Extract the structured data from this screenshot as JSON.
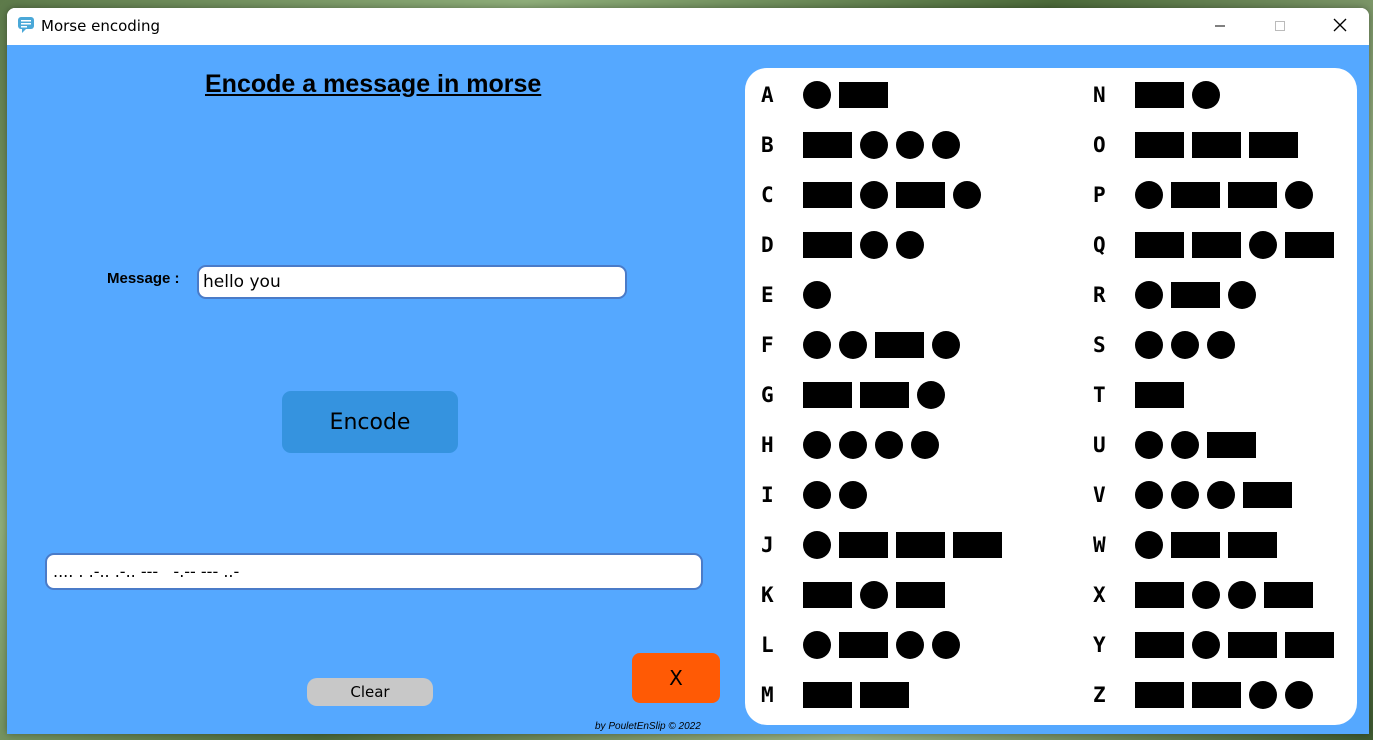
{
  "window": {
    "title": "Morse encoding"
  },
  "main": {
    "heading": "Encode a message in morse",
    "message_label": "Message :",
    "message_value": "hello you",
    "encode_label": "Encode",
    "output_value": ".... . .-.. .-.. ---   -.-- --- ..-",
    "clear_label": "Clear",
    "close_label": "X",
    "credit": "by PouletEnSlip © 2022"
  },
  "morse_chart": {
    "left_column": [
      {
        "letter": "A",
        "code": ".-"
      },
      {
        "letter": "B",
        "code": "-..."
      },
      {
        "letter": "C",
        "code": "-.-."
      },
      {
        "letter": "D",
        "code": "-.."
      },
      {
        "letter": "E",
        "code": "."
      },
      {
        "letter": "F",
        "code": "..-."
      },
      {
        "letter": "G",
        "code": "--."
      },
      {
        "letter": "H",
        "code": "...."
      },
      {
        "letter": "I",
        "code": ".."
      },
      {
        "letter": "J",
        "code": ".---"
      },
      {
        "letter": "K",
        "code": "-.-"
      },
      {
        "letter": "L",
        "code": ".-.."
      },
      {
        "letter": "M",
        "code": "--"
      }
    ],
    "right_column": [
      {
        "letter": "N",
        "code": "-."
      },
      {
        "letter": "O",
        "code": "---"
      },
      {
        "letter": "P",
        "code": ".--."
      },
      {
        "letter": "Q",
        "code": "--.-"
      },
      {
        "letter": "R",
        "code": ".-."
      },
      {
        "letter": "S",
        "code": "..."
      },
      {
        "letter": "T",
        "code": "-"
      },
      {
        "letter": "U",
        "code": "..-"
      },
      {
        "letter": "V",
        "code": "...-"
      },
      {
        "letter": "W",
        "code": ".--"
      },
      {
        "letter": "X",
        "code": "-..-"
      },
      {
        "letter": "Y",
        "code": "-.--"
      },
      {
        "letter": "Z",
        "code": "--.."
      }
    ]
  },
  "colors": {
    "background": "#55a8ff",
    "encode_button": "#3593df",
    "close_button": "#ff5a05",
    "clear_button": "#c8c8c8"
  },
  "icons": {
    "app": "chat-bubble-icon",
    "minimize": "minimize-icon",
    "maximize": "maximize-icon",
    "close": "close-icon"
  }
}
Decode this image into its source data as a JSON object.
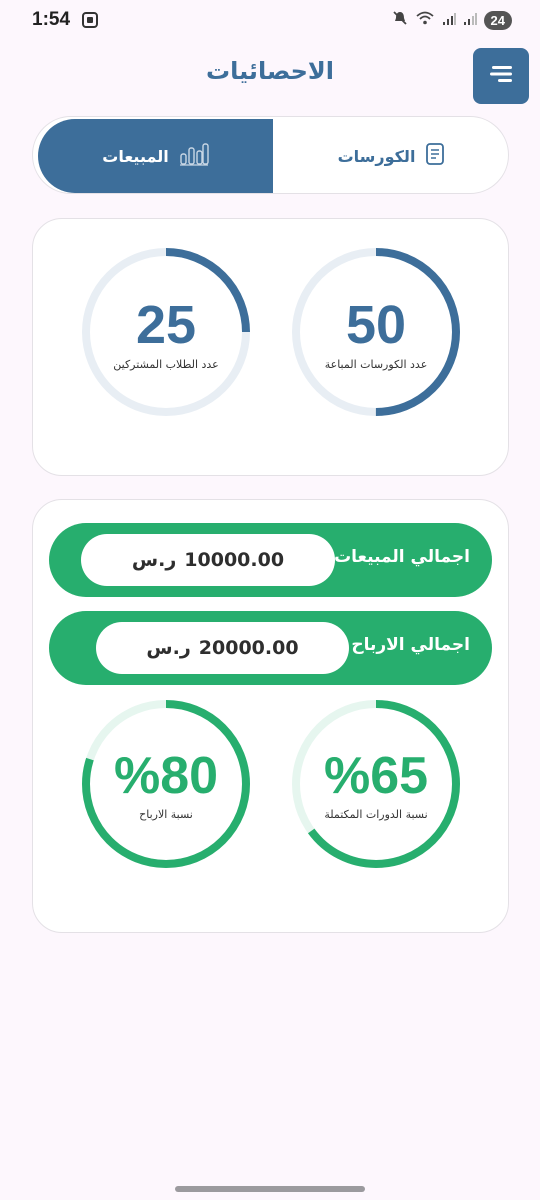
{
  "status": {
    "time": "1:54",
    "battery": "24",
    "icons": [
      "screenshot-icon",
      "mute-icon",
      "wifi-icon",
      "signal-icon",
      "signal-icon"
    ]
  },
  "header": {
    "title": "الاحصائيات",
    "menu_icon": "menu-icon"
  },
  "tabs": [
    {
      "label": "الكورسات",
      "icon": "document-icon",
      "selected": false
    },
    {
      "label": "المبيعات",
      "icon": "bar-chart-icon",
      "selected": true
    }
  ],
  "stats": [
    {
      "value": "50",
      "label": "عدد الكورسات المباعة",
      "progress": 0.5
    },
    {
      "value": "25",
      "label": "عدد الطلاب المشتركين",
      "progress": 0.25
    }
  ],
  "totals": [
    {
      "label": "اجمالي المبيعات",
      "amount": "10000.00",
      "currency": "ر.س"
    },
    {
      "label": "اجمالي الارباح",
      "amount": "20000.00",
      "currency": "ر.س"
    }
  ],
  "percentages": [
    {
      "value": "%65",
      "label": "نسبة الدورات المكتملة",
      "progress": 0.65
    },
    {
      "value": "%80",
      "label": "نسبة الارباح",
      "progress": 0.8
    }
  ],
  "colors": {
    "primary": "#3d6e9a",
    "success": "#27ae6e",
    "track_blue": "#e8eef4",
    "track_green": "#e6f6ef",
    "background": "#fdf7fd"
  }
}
* * *
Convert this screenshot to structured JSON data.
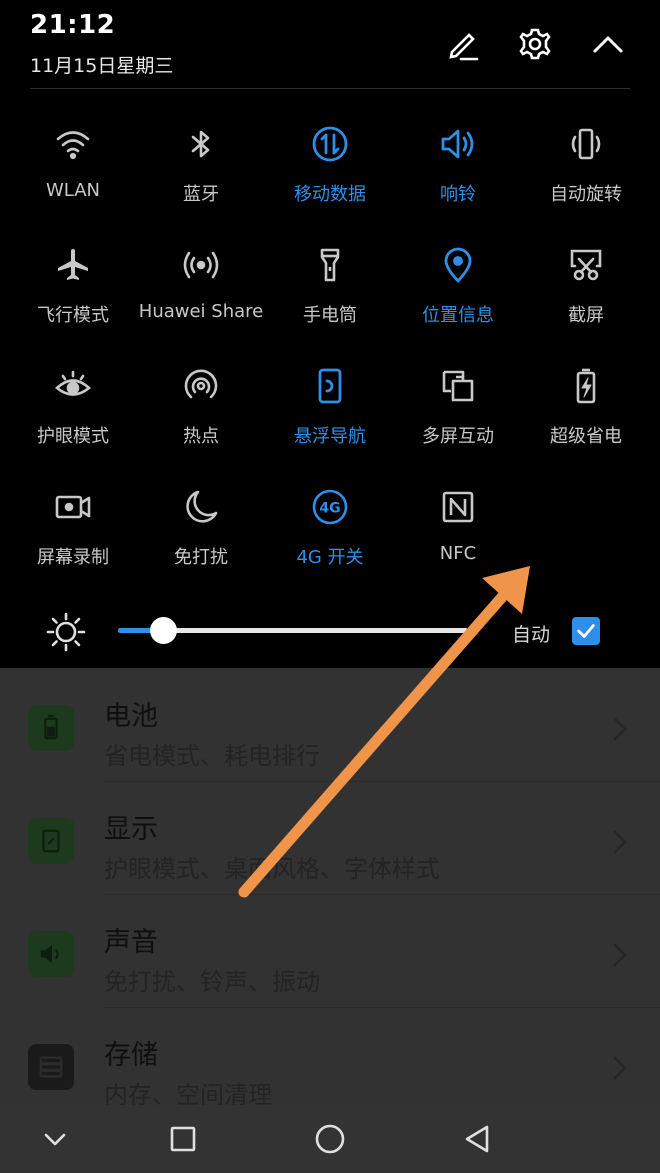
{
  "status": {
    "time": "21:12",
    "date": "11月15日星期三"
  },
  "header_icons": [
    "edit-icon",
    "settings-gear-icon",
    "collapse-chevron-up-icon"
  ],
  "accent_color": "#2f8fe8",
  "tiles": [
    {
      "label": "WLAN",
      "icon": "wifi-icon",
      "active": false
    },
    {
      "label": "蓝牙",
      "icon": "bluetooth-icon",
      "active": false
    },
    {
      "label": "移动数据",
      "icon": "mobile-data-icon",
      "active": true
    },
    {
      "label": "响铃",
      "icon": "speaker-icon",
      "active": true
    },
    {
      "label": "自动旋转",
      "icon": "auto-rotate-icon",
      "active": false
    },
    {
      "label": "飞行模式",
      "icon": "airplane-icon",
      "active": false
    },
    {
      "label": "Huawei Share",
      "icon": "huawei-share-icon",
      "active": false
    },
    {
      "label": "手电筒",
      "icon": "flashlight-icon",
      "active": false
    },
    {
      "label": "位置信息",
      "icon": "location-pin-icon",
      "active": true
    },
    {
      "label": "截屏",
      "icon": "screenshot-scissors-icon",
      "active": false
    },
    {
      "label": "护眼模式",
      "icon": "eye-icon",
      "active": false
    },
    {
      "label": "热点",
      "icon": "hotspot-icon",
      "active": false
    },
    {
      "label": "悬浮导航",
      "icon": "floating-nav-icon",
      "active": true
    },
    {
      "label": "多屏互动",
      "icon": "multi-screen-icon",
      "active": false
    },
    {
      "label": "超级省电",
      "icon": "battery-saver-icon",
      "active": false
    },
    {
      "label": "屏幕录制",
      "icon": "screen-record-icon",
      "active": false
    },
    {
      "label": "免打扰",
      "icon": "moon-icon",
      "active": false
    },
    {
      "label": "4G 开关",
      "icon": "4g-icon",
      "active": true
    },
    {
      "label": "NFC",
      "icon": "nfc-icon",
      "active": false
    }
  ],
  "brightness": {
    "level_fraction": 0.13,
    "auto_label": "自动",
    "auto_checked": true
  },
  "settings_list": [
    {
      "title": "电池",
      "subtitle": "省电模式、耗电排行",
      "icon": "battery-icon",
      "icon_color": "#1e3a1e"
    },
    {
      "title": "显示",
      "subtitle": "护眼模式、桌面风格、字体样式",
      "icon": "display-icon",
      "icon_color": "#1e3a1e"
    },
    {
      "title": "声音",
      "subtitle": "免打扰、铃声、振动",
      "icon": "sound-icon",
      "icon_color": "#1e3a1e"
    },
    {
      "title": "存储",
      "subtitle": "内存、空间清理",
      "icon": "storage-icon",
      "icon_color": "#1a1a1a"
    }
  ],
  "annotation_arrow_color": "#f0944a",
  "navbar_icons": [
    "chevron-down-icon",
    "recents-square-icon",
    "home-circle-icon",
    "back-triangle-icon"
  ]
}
---
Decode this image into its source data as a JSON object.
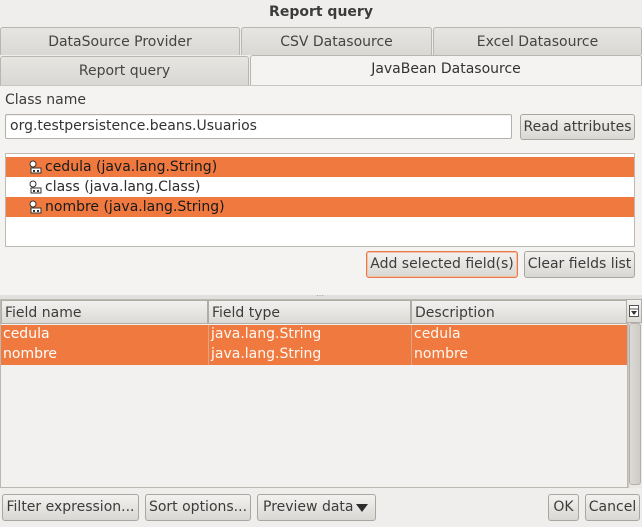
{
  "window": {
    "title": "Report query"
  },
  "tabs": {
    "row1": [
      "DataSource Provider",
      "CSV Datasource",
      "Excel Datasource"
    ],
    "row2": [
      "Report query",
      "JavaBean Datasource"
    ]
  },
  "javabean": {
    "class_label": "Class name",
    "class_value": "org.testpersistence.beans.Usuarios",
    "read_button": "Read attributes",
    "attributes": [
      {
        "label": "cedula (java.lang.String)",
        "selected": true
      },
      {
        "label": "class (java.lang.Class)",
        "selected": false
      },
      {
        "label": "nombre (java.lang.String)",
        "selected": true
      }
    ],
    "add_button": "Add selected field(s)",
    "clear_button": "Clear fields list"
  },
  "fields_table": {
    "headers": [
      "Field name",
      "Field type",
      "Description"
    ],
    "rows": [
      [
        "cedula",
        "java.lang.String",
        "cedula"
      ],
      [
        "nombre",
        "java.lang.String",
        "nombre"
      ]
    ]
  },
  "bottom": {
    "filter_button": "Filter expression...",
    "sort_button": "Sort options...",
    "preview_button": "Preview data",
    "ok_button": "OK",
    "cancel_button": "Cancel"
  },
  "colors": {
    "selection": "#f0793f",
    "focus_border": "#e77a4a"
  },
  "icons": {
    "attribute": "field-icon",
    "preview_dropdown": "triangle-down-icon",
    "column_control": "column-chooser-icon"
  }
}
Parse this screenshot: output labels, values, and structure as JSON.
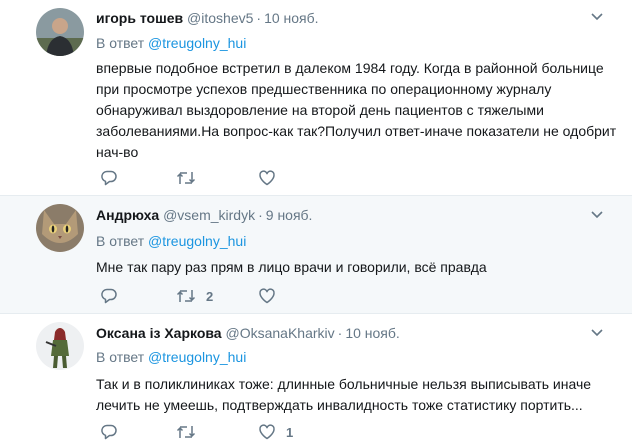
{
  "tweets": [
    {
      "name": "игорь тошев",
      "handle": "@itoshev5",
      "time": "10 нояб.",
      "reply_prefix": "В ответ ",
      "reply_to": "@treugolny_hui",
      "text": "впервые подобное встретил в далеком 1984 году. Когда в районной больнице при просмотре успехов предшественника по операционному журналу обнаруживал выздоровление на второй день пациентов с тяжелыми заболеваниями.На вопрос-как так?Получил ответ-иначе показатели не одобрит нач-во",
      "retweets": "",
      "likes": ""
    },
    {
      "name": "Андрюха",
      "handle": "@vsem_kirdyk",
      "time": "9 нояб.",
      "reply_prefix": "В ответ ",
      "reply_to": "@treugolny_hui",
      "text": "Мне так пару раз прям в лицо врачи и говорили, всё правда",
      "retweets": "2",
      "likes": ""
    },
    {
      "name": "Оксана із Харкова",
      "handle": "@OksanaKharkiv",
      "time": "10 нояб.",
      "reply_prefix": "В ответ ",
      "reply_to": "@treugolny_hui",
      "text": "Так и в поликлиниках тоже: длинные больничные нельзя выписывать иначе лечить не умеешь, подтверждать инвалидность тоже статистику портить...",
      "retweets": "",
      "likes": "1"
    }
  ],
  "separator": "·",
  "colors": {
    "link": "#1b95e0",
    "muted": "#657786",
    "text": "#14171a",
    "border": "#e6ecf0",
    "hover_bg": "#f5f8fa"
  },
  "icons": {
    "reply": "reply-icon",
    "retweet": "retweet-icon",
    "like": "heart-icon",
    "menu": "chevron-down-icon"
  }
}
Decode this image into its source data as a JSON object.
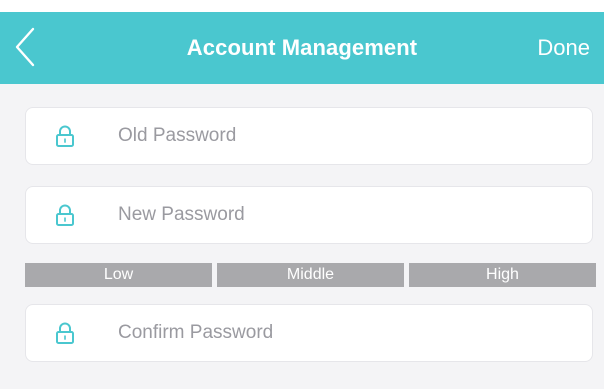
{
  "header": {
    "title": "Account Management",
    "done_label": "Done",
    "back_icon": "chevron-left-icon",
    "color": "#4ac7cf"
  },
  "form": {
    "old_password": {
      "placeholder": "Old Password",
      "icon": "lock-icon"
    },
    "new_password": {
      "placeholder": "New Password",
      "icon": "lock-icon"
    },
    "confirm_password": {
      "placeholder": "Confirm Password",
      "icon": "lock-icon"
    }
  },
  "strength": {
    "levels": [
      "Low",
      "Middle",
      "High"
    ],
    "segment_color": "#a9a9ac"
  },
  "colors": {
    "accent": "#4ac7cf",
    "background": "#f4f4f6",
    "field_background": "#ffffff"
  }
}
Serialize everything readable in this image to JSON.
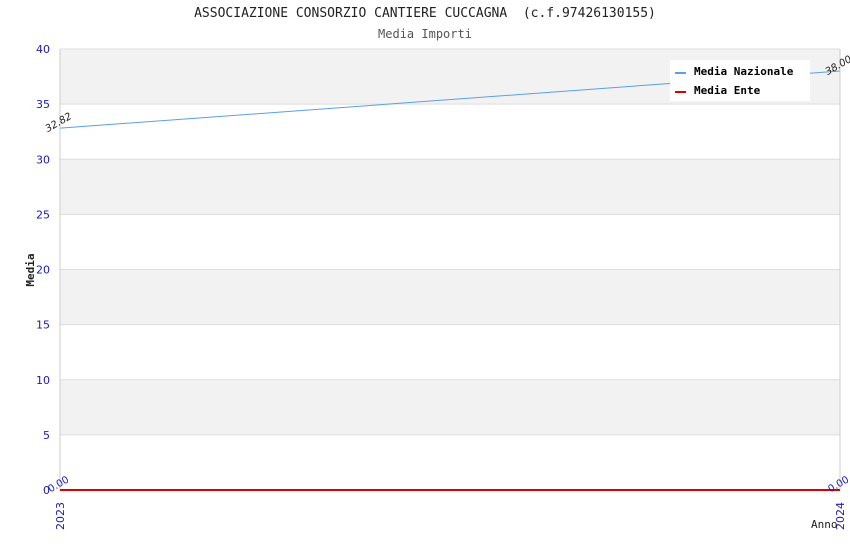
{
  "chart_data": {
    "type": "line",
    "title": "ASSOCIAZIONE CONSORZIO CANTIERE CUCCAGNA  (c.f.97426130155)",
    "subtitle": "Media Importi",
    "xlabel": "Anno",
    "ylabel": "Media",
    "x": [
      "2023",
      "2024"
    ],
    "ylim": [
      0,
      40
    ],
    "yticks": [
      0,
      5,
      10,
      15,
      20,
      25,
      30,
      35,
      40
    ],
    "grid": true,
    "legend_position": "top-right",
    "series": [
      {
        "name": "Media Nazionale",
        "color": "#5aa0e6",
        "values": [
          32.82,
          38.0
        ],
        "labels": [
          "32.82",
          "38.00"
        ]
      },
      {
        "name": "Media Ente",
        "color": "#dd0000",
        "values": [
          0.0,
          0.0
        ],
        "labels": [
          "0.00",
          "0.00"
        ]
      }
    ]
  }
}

[WHAT IS ASKED] Go through the entries above and copy every line containing "screenshot".

[WORKED SOLUTION]
Extract the structured data from this screenshot as JSON.
      "screenshot-icon",
Convert this screenshot to structured JSON data.
      "icon": "screenshot-scissors-icon",
Parse this screenshot: output labels, values, and structure as JSON.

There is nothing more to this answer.